## Stored data
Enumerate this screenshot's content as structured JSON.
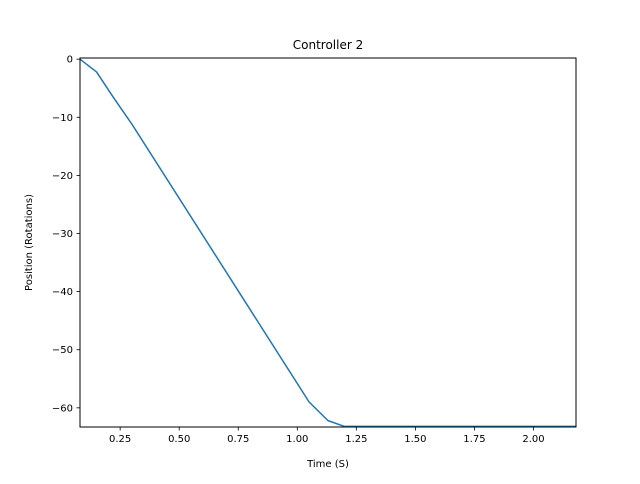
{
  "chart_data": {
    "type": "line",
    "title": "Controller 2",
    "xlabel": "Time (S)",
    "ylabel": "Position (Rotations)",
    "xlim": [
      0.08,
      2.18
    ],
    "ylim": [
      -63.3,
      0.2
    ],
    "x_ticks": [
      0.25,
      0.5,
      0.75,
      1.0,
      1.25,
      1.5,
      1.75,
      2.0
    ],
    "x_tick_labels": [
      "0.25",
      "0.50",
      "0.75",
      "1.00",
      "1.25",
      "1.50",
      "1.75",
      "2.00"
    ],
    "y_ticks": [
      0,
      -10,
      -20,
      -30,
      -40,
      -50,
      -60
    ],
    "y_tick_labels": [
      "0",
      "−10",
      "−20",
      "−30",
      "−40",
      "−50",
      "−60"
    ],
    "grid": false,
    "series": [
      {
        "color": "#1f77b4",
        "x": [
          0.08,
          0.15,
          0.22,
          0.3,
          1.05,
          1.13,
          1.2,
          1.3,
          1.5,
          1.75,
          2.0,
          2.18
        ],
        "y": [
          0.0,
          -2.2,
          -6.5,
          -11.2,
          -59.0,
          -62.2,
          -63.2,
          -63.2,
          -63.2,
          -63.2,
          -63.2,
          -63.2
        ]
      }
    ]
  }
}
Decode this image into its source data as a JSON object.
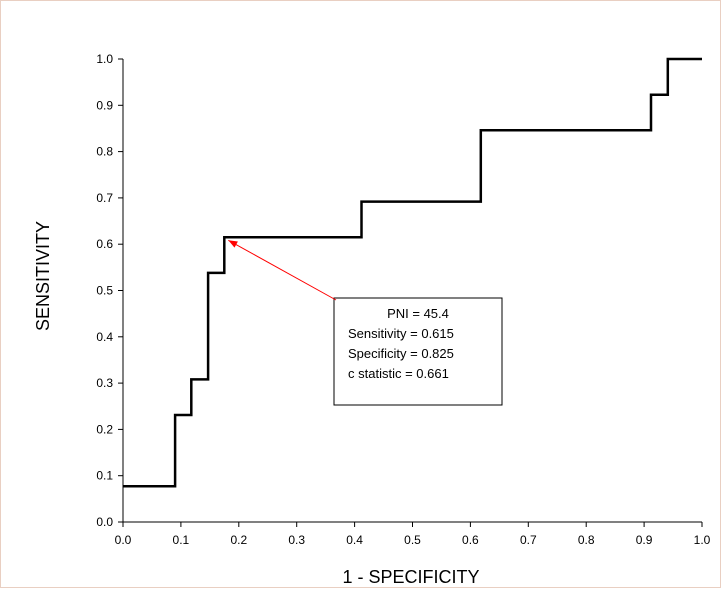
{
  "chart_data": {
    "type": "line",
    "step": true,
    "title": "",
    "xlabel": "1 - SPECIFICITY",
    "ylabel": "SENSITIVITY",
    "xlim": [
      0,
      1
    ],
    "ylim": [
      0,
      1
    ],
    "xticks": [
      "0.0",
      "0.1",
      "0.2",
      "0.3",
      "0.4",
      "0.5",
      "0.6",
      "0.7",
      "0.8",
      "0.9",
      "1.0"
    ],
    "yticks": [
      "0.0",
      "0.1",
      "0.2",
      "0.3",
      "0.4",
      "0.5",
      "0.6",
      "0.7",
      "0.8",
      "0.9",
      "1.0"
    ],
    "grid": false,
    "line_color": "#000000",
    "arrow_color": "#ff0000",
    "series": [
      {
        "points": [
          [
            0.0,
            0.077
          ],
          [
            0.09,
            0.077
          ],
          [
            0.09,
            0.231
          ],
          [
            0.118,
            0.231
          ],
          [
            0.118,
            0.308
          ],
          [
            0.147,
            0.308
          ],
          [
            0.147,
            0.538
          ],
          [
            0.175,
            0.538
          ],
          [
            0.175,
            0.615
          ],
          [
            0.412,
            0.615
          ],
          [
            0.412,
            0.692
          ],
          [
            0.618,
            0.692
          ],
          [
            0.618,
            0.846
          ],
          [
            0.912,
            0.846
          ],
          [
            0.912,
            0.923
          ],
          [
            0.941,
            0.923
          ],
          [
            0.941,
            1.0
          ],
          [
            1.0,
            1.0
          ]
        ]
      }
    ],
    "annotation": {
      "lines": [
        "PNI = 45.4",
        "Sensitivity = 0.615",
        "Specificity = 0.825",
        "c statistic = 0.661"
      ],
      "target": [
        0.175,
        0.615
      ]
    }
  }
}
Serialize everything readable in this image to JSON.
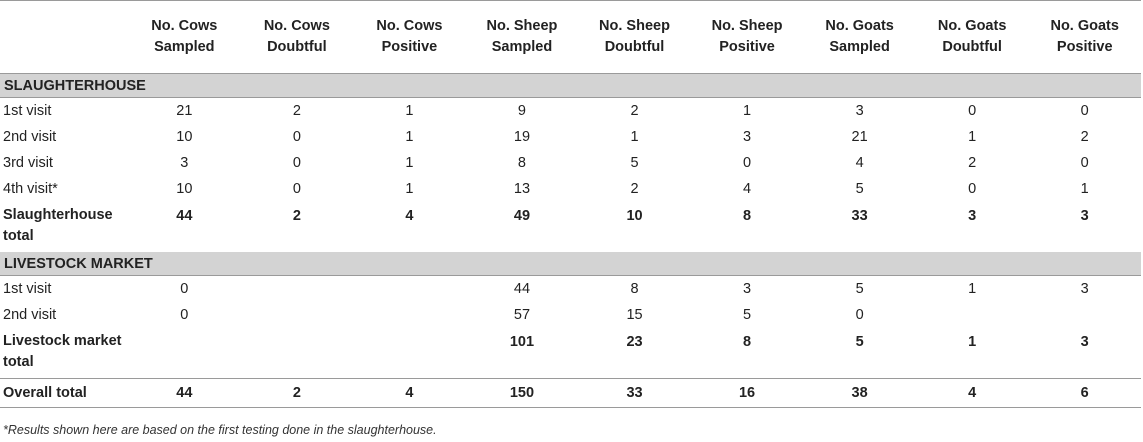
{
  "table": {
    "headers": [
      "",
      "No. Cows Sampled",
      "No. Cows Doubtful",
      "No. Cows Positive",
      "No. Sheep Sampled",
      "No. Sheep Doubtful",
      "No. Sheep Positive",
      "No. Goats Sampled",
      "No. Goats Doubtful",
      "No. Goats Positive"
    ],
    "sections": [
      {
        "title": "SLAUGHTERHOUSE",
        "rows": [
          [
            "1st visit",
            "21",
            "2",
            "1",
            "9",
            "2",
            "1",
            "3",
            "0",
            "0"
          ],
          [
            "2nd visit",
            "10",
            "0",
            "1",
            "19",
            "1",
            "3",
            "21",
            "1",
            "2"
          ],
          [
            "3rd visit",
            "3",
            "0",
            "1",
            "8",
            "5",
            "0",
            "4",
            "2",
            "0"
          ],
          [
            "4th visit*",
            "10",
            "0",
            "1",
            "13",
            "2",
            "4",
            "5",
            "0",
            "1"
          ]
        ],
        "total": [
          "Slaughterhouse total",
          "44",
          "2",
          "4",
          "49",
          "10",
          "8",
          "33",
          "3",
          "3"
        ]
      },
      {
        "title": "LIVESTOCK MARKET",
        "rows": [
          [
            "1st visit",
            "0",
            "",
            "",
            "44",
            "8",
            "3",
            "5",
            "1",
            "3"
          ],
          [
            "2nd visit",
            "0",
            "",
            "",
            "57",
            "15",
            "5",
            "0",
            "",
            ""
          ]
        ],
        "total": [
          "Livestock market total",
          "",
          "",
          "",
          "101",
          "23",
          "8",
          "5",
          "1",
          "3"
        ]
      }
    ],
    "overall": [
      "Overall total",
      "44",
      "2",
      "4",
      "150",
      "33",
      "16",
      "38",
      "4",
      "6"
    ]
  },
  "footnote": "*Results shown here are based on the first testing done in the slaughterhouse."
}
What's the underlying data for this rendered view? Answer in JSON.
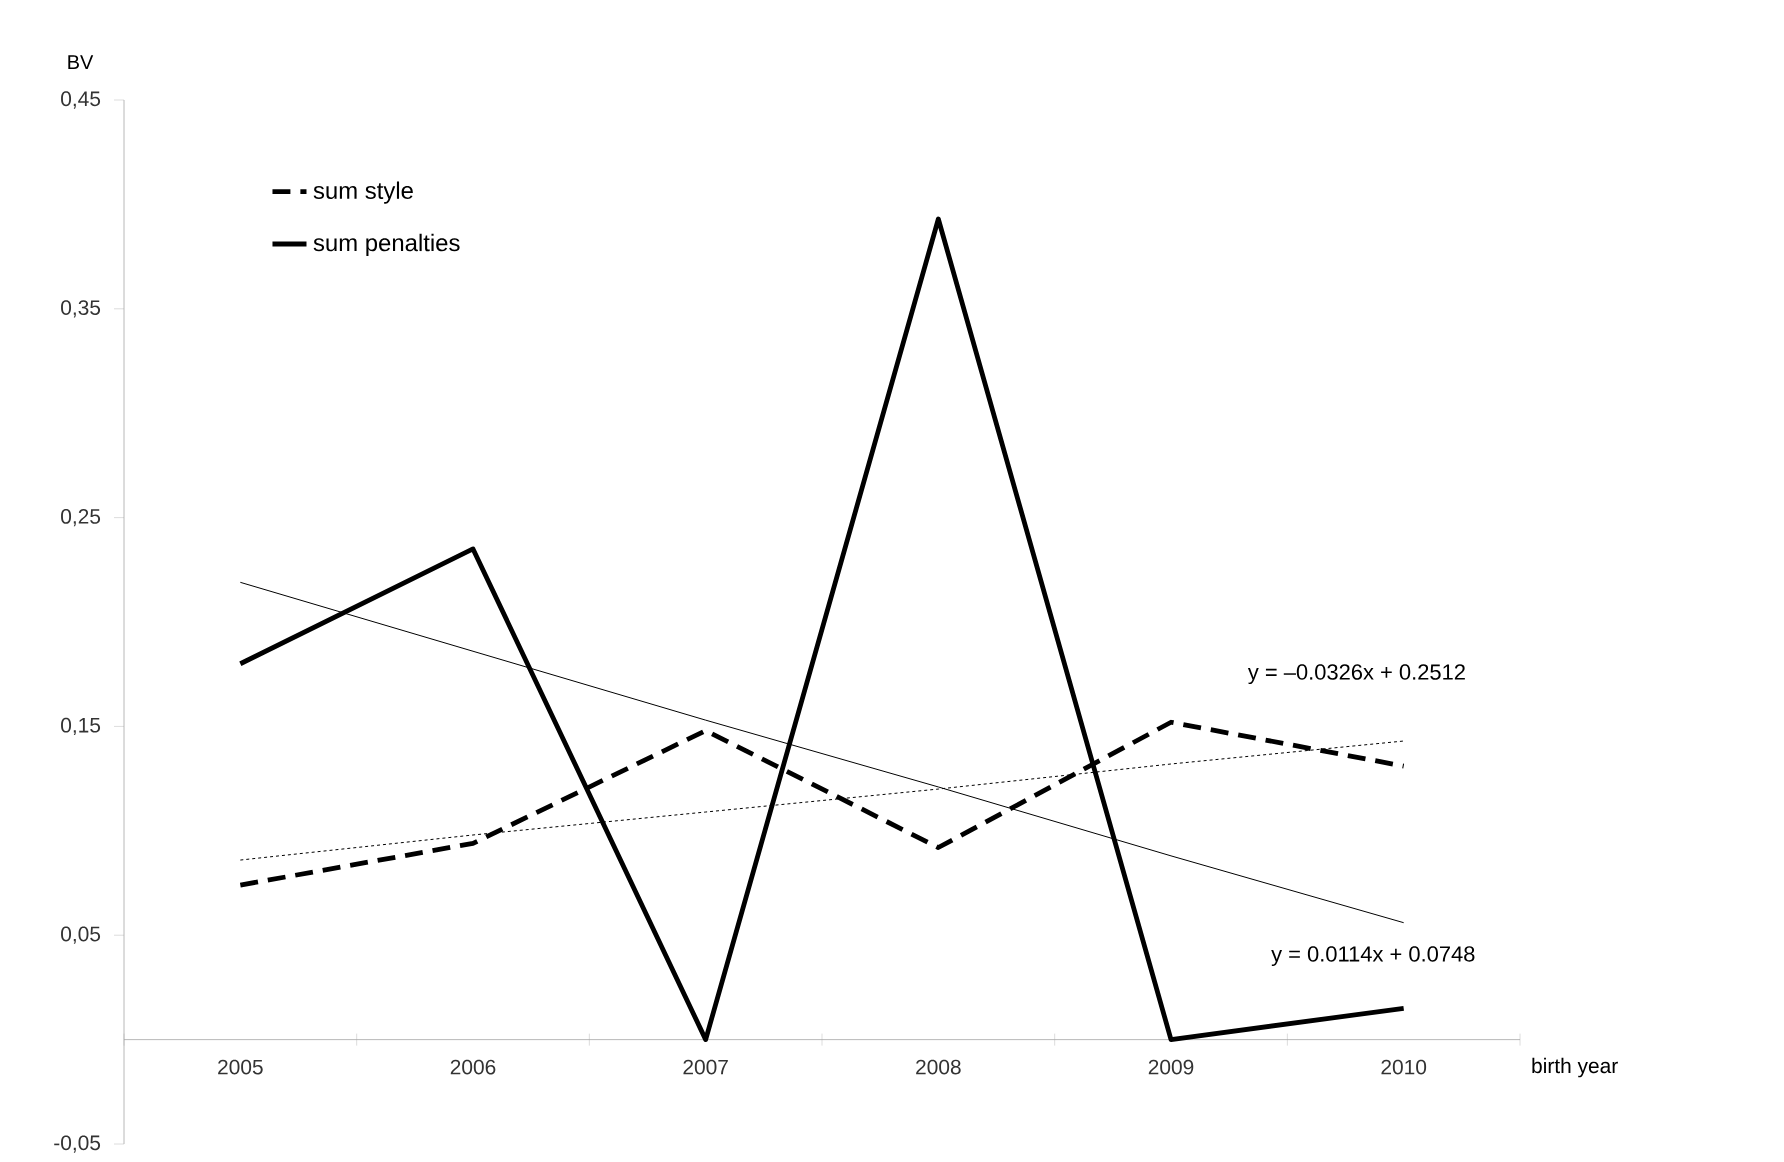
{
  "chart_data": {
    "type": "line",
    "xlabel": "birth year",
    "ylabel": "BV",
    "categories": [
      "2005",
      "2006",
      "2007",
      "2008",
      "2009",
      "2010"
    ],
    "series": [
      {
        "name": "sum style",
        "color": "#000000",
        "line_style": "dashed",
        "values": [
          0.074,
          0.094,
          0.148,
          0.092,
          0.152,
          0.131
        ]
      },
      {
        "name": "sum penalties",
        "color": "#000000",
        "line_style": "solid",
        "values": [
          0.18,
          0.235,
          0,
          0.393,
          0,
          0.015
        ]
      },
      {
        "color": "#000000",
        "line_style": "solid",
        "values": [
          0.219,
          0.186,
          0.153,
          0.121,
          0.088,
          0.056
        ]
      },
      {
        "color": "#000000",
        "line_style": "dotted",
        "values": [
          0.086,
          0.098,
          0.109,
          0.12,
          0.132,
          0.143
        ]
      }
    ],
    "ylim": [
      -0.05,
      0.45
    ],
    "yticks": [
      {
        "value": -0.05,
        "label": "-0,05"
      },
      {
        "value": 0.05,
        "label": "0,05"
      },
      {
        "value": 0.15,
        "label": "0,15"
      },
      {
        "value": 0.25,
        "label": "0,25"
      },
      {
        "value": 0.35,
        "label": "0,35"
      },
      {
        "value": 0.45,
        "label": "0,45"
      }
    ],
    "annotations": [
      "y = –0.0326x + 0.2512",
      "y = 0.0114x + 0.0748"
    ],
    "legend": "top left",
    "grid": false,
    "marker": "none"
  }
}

## Set exercise
Transcribe every line in the entries above, taking out only the images.

## Full output
Enumerate this screenshot's content as structured JSON.
{
  "chart_data": {
    "type": "line",
    "title": "Controller 2",
    "xlabel": "Time (S)",
    "ylabel": "Position (Rotations)",
    "xlim": [
      0.08,
      2.18
    ],
    "ylim": [
      -63.3,
      0.2
    ],
    "x_ticks": [
      0.25,
      0.5,
      0.75,
      1.0,
      1.25,
      1.5,
      1.75,
      2.0
    ],
    "x_tick_labels": [
      "0.25",
      "0.50",
      "0.75",
      "1.00",
      "1.25",
      "1.50",
      "1.75",
      "2.00"
    ],
    "y_ticks": [
      0,
      -10,
      -20,
      -30,
      -40,
      -50,
      -60
    ],
    "y_tick_labels": [
      "0",
      "−10",
      "−20",
      "−30",
      "−40",
      "−50",
      "−60"
    ],
    "grid": false,
    "series": [
      {
        "color": "#1f77b4",
        "x": [
          0.08,
          0.15,
          0.22,
          0.3,
          1.05,
          1.13,
          1.2,
          1.3,
          1.5,
          1.75,
          2.0,
          2.18
        ],
        "y": [
          0.0,
          -2.2,
          -6.5,
          -11.2,
          -59.0,
          -62.2,
          -63.2,
          -63.2,
          -63.2,
          -63.2,
          -63.2,
          -63.2
        ]
      }
    ]
  }
}
Decode this image into its source data as a JSON object.
{
  "chart_data": {
    "type": "line",
    "step": true,
    "title": "",
    "xlabel": "1 - SPECIFICITY",
    "ylabel": "SENSITIVITY",
    "xlim": [
      0,
      1
    ],
    "ylim": [
      0,
      1
    ],
    "xticks": [
      "0.0",
      "0.1",
      "0.2",
      "0.3",
      "0.4",
      "0.5",
      "0.6",
      "0.7",
      "0.8",
      "0.9",
      "1.0"
    ],
    "yticks": [
      "0.0",
      "0.1",
      "0.2",
      "0.3",
      "0.4",
      "0.5",
      "0.6",
      "0.7",
      "0.8",
      "0.9",
      "1.0"
    ],
    "grid": false,
    "line_color": "#000000",
    "arrow_color": "#ff0000",
    "series": [
      {
        "points": [
          [
            0.0,
            0.077
          ],
          [
            0.09,
            0.077
          ],
          [
            0.09,
            0.231
          ],
          [
            0.118,
            0.231
          ],
          [
            0.118,
            0.308
          ],
          [
            0.147,
            0.308
          ],
          [
            0.147,
            0.538
          ],
          [
            0.175,
            0.538
          ],
          [
            0.175,
            0.615
          ],
          [
            0.412,
            0.615
          ],
          [
            0.412,
            0.692
          ],
          [
            0.618,
            0.692
          ],
          [
            0.618,
            0.846
          ],
          [
            0.912,
            0.846
          ],
          [
            0.912,
            0.923
          ],
          [
            0.941,
            0.923
          ],
          [
            0.941,
            1.0
          ],
          [
            1.0,
            1.0
          ]
        ]
      }
    ],
    "annotation": {
      "lines": [
        "PNI = 45.4",
        "Sensitivity = 0.615",
        "Specificity = 0.825",
        "c statistic = 0.661"
      ],
      "target": [
        0.175,
        0.615
      ]
    }
  }
}
Serialize everything readable in this image to JSON.
{
  "table": {
    "headers": [
      "",
      "No. Cows Sampled",
      "No. Cows Doubtful",
      "No. Cows Positive",
      "No. Sheep Sampled",
      "No. Sheep Doubtful",
      "No. Sheep Positive",
      "No. Goats Sampled",
      "No. Goats Doubtful",
      "No. Goats Positive"
    ],
    "sections": [
      {
        "title": "SLAUGHTERHOUSE",
        "rows": [
          [
            "1st visit",
            "21",
            "2",
            "1",
            "9",
            "2",
            "1",
            "3",
            "0",
            "0"
          ],
          [
            "2nd visit",
            "10",
            "0",
            "1",
            "19",
            "1",
            "3",
            "21",
            "1",
            "2"
          ],
          [
            "3rd visit",
            "3",
            "0",
            "1",
            "8",
            "5",
            "0",
            "4",
            "2",
            "0"
          ],
          [
            "4th visit*",
            "10",
            "0",
            "1",
            "13",
            "2",
            "4",
            "5",
            "0",
            "1"
          ]
        ],
        "total": [
          "Slaughterhouse total",
          "44",
          "2",
          "4",
          "49",
          "10",
          "8",
          "33",
          "3",
          "3"
        ]
      },
      {
        "title": "LIVESTOCK MARKET",
        "rows": [
          [
            "1st visit",
            "0",
            "",
            "",
            "44",
            "8",
            "3",
            "5",
            "1",
            "3"
          ],
          [
            "2nd visit",
            "0",
            "",
            "",
            "57",
            "15",
            "5",
            "0",
            "",
            ""
          ]
        ],
        "total": [
          "Livestock market total",
          "",
          "",
          "",
          "101",
          "23",
          "8",
          "5",
          "1",
          "3"
        ]
      }
    ],
    "overall": [
      "Overall total",
      "44",
      "2",
      "4",
      "150",
      "33",
      "16",
      "38",
      "4",
      "6"
    ]
  },
  "footnote": "*Results shown here are based on the first testing done in the slaughterhouse."
}
What's the underlying data for this rendered view? Answer in JSON.
{
  "chart_data": {
    "type": "line",
    "xlabel": "birth year",
    "ylabel": "BV",
    "categories": [
      "2005",
      "2006",
      "2007",
      "2008",
      "2009",
      "2010"
    ],
    "series": [
      {
        "name": "sum style",
        "color": "#000000",
        "line_style": "dashed",
        "values": [
          0.074,
          0.094,
          0.148,
          0.092,
          0.152,
          0.131
        ]
      },
      {
        "name": "sum penalties",
        "color": "#000000",
        "line_style": "solid",
        "values": [
          0.18,
          0.235,
          0,
          0.393,
          0,
          0.015
        ]
      },
      {
        "color": "#000000",
        "line_style": "solid",
        "values": [
          0.219,
          0.186,
          0.153,
          0.121,
          0.088,
          0.056
        ]
      },
      {
        "color": "#000000",
        "line_style": "dotted",
        "values": [
          0.086,
          0.098,
          0.109,
          0.12,
          0.132,
          0.143
        ]
      }
    ],
    "ylim": [
      -0.05,
      0.45
    ],
    "yticks": [
      {
        "value": -0.05,
        "label": "-0,05"
      },
      {
        "value": 0.05,
        "label": "0,05"
      },
      {
        "value": 0.15,
        "label": "0,15"
      },
      {
        "value": 0.25,
        "label": "0,25"
      },
      {
        "value": 0.35,
        "label": "0,35"
      },
      {
        "value": 0.45,
        "label": "0,45"
      }
    ],
    "annotations": [
      "y = –0.0326x + 0.2512",
      "y = 0.0114x + 0.0748"
    ],
    "legend": "top left",
    "grid": false,
    "marker": "none"
  }
}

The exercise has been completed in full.